Work to complete: Reproduce every line of the listing below verbatim, omitting the pictures from your answer.

---

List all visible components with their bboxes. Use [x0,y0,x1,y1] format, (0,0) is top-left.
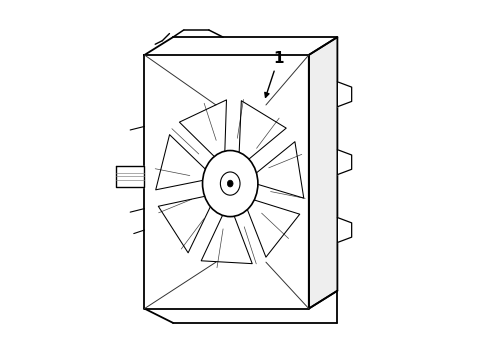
Ellipse shape [202,150,257,217]
Polygon shape [337,82,351,107]
Ellipse shape [227,180,233,187]
Polygon shape [337,150,351,175]
Polygon shape [253,142,303,198]
Polygon shape [201,211,252,264]
Ellipse shape [220,172,240,195]
Polygon shape [308,37,337,309]
Polygon shape [144,55,308,309]
Polygon shape [158,196,212,253]
Polygon shape [116,166,144,187]
Text: 1: 1 [264,51,283,97]
Polygon shape [179,100,226,159]
Polygon shape [155,135,207,190]
Polygon shape [239,101,285,162]
Polygon shape [245,199,299,257]
Polygon shape [337,217,351,243]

---

Exercise answer:
List all visible components with their bboxes. Use [x0,y0,x1,y1] format, (0,0) is top-left.
Ellipse shape [202,150,257,217]
Polygon shape [337,82,351,107]
Ellipse shape [227,180,233,187]
Polygon shape [337,150,351,175]
Polygon shape [253,142,303,198]
Polygon shape [201,211,252,264]
Ellipse shape [220,172,240,195]
Polygon shape [308,37,337,309]
Polygon shape [144,55,308,309]
Polygon shape [158,196,212,253]
Polygon shape [116,166,144,187]
Text: 1: 1 [264,51,283,97]
Polygon shape [179,100,226,159]
Polygon shape [155,135,207,190]
Polygon shape [239,101,285,162]
Polygon shape [245,199,299,257]
Polygon shape [337,217,351,243]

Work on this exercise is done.